To do: Omit every picture while repeating the entries exactly.

Dataset records on visual material

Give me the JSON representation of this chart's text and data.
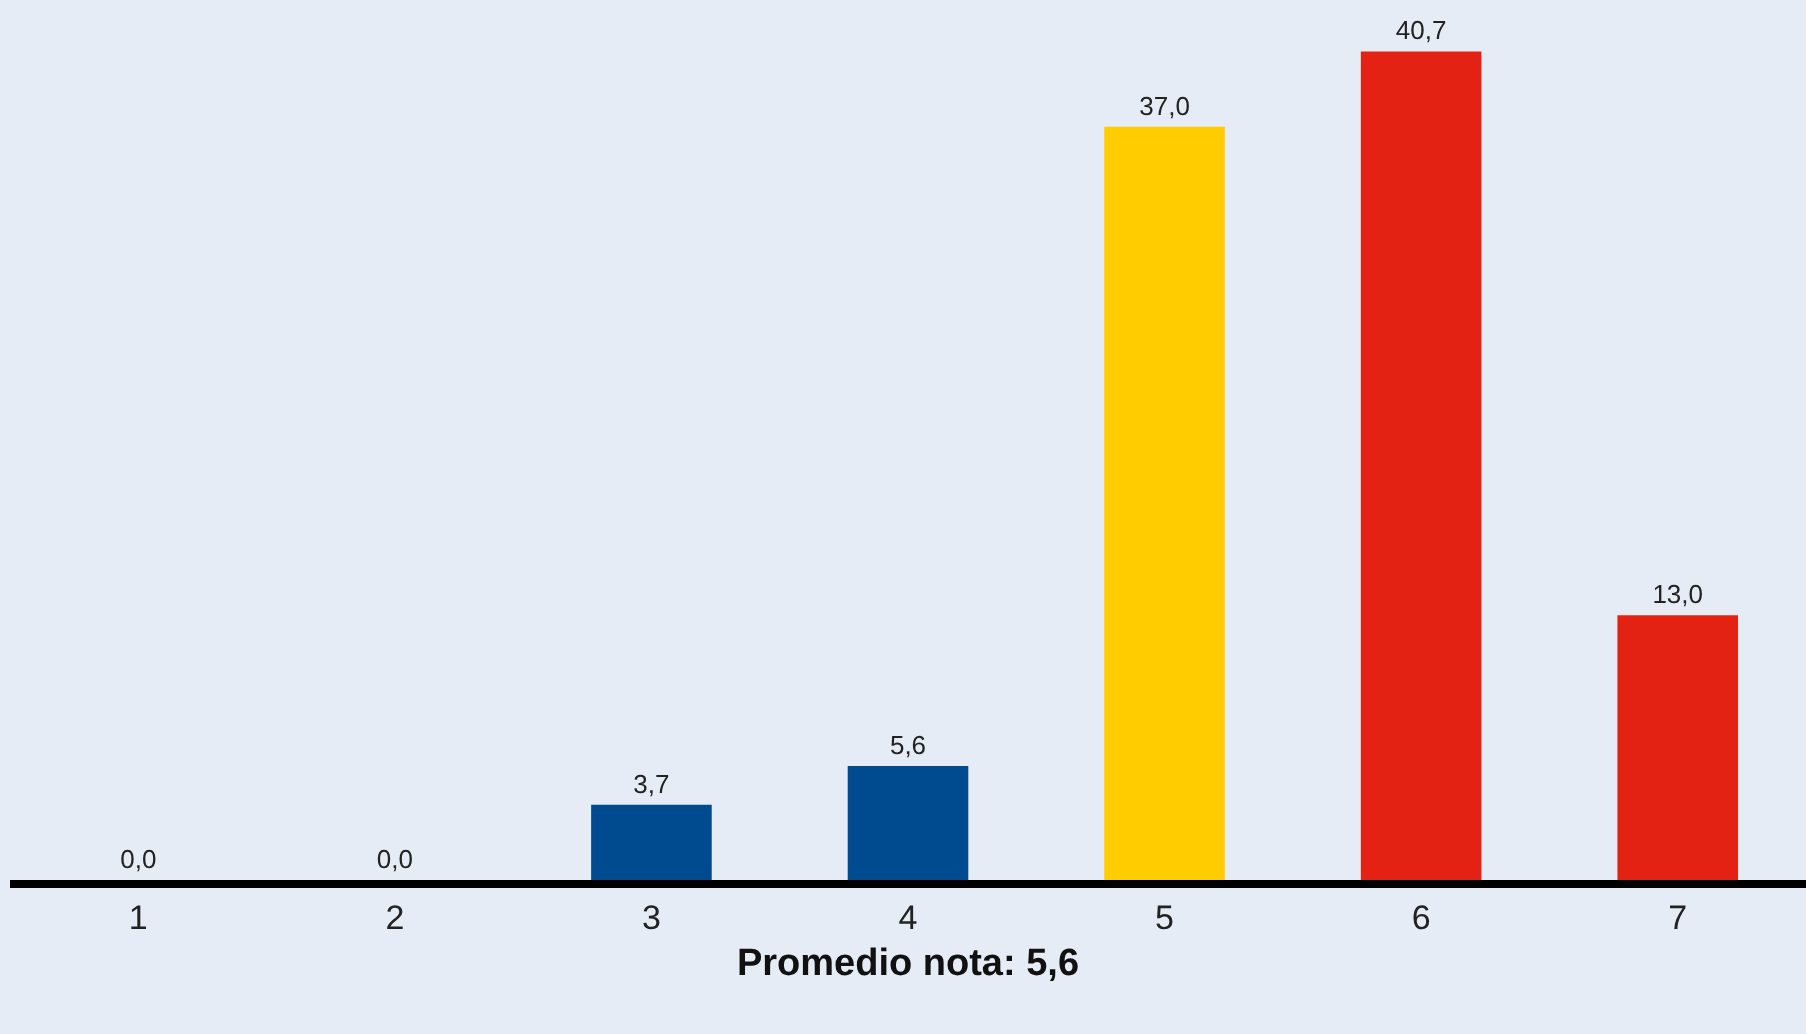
{
  "chart_data": {
    "type": "bar",
    "categories": [
      "1",
      "2",
      "3",
      "4",
      "5",
      "6",
      "7"
    ],
    "values": [
      0.0,
      0.0,
      3.7,
      5.6,
      37.0,
      40.7,
      13.0
    ],
    "colors": [
      "#004a8f",
      "#004a8f",
      "#004a8f",
      "#004a8f",
      "#ffcc00",
      "#e32213",
      "#e32213"
    ],
    "value_labels": [
      "0,0",
      "0,0",
      "3,7",
      "5,6",
      "37,0",
      "40,7",
      "13,0"
    ],
    "xlabel": "Promedio nota: 5,6",
    "tick_labels": "x"
  }
}
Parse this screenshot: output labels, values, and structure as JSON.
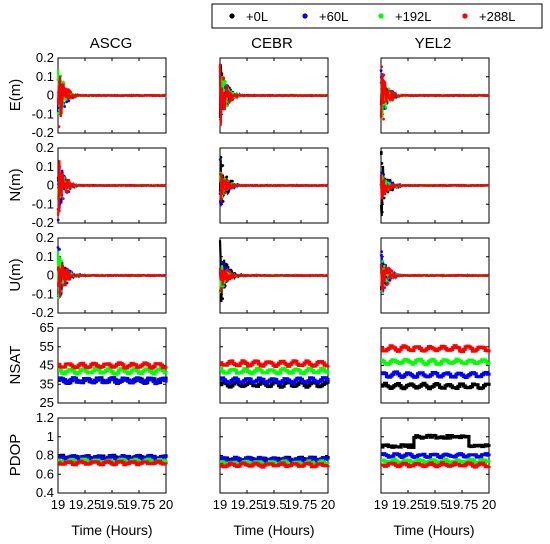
{
  "chart_data": {
    "type": "line",
    "legend": {
      "placement": "top-right",
      "entries": [
        {
          "label": "+0L",
          "color": "#000000"
        },
        {
          "label": "+60L",
          "color": "#0000ff"
        },
        {
          "label": "+192L",
          "color": "#00ff00"
        },
        {
          "label": "+288L",
          "color": "#ff0000"
        }
      ]
    },
    "columns": [
      "ASCG",
      "CEBR",
      "YEL2"
    ],
    "xlabel": "Time (Hours)",
    "xlim": [
      19,
      20
    ],
    "xticks": [
      "19",
      "19.25",
      "19.5",
      "19.75",
      "20"
    ],
    "rows": [
      {
        "ylabel": "E(m)",
        "ylim": [
          -0.2,
          0.2
        ],
        "yticks": [
          "0.2",
          "0.1",
          "0",
          "-0.1",
          "-0.2"
        ]
      },
      {
        "ylabel": "N(m)",
        "ylim": [
          -0.2,
          0.2
        ],
        "yticks": [
          "0.2",
          "0.1",
          "0",
          "-0.1",
          "-0.2"
        ]
      },
      {
        "ylabel": "U(m)",
        "ylim": [
          -0.2,
          0.2
        ],
        "yticks": [
          "0.2",
          "0.1",
          "0",
          "-0.1",
          "-0.2"
        ]
      },
      {
        "ylabel": "NSAT",
        "ylim": [
          25,
          65
        ],
        "yticks": [
          "65",
          "55",
          "45",
          "35",
          "25"
        ]
      },
      {
        "ylabel": "PDOP",
        "ylim": [
          0.4,
          1.2
        ],
        "yticks": [
          "1.2",
          "1",
          "0.8",
          "0.6",
          "0.4"
        ]
      }
    ],
    "nsat_levels": {
      "ASCG": [
        37,
        37,
        42,
        45
      ],
      "CEBR": [
        35,
        37,
        42,
        46
      ],
      "YEL2": [
        34,
        40,
        47,
        54
      ]
    },
    "pdop_levels": {
      "ASCG": [
        0.78,
        0.78,
        0.74,
        0.72
      ],
      "CEBR": [
        0.76,
        0.76,
        0.72,
        0.7
      ],
      "YEL2": [
        0.9,
        0.8,
        0.74,
        0.7
      ]
    },
    "convergence_amplitude": {
      "E": {
        "ASCG": [
          0.08,
          0.18,
          0.18,
          0.2
        ],
        "CEBR": [
          0.2,
          0.2,
          0.2,
          0.2
        ],
        "YEL2": [
          0.12,
          0.15,
          0.18,
          0.2
        ]
      },
      "N": {
        "ASCG": [
          0.05,
          0.2,
          0.15,
          0.18
        ],
        "CEBR": [
          0.2,
          0.15,
          0.1,
          0.1
        ],
        "YEL2": [
          0.2,
          0.1,
          0.08,
          0.1
        ]
      },
      "U": {
        "ASCG": [
          0.15,
          0.2,
          0.15,
          0.2
        ],
        "CEBR": [
          0.2,
          0.15,
          0.1,
          0.1
        ],
        "YEL2": [
          0.1,
          0.15,
          0.1,
          0.15
        ]
      }
    }
  }
}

Exercise result:
Give me the JSON representation of this chart's text and data.
{
  "chart_data": {
    "type": "bar",
    "categories": [
      "1",
      "2",
      "3",
      "4",
      "5",
      "6",
      "7"
    ],
    "values": [
      0.0,
      0.0,
      3.7,
      5.6,
      37.0,
      40.7,
      13.0
    ],
    "colors": [
      "#004a8f",
      "#004a8f",
      "#004a8f",
      "#004a8f",
      "#ffcc00",
      "#e32213",
      "#e32213"
    ],
    "value_labels": [
      "0,0",
      "0,0",
      "3,7",
      "5,6",
      "37,0",
      "40,7",
      "13,0"
    ],
    "xlabel": "Promedio nota: 5,6",
    "tick_labels": "x"
  }
}
Parse this screenshot: output labels, values, and structure as JSON.
{
  "chart_data": {
    "type": "line",
    "legend": {
      "placement": "top-right",
      "entries": [
        {
          "label": "+0L",
          "color": "#000000"
        },
        {
          "label": "+60L",
          "color": "#0000ff"
        },
        {
          "label": "+192L",
          "color": "#00ff00"
        },
        {
          "label": "+288L",
          "color": "#ff0000"
        }
      ]
    },
    "columns": [
      "ASCG",
      "CEBR",
      "YEL2"
    ],
    "xlabel": "Time (Hours)",
    "xlim": [
      19,
      20
    ],
    "xticks": [
      "19",
      "19.25",
      "19.5",
      "19.75",
      "20"
    ],
    "rows": [
      {
        "ylabel": "E(m)",
        "ylim": [
          -0.2,
          0.2
        ],
        "yticks": [
          "0.2",
          "0.1",
          "0",
          "-0.1",
          "-0.2"
        ]
      },
      {
        "ylabel": "N(m)",
        "ylim": [
          -0.2,
          0.2
        ],
        "yticks": [
          "0.2",
          "0.1",
          "0",
          "-0.1",
          "-0.2"
        ]
      },
      {
        "ylabel": "U(m)",
        "ylim": [
          -0.2,
          0.2
        ],
        "yticks": [
          "0.2",
          "0.1",
          "0",
          "-0.1",
          "-0.2"
        ]
      },
      {
        "ylabel": "NSAT",
        "ylim": [
          25,
          65
        ],
        "yticks": [
          "65",
          "55",
          "45",
          "35",
          "25"
        ]
      },
      {
        "ylabel": "PDOP",
        "ylim": [
          0.4,
          1.2
        ],
        "yticks": [
          "1.2",
          "1",
          "0.8",
          "0.6",
          "0.4"
        ]
      }
    ],
    "nsat_levels": {
      "ASCG": [
        37,
        37,
        42,
        45
      ],
      "CEBR": [
        35,
        37,
        42,
        46
      ],
      "YEL2": [
        34,
        40,
        47,
        54
      ]
    },
    "pdop_levels": {
      "ASCG": [
        0.78,
        0.78,
        0.74,
        0.72
      ],
      "CEBR": [
        0.76,
        0.76,
        0.72,
        0.7
      ],
      "YEL2": [
        0.9,
        0.8,
        0.74,
        0.7
      ]
    },
    "convergence_amplitude": {
      "E": {
        "ASCG": [
          0.08,
          0.18,
          0.18,
          0.2
        ],
        "CEBR": [
          0.2,
          0.2,
          0.2,
          0.2
        ],
        "YEL2": [
          0.12,
          0.15,
          0.18,
          0.2
        ]
      },
      "N": {
        "ASCG": [
          0.05,
          0.2,
          0.15,
          0.18
        ],
        "CEBR": [
          0.2,
          0.15,
          0.1,
          0.1
        ],
        "YEL2": [
          0.2,
          0.1,
          0.08,
          0.1
        ]
      },
      "U": {
        "ASCG": [
          0.15,
          0.2,
          0.15,
          0.2
        ],
        "CEBR": [
          0.2,
          0.15,
          0.1,
          0.1
        ],
        "YEL2": [
          0.1,
          0.15,
          0.1,
          0.15
        ]
      }
    }
  }
}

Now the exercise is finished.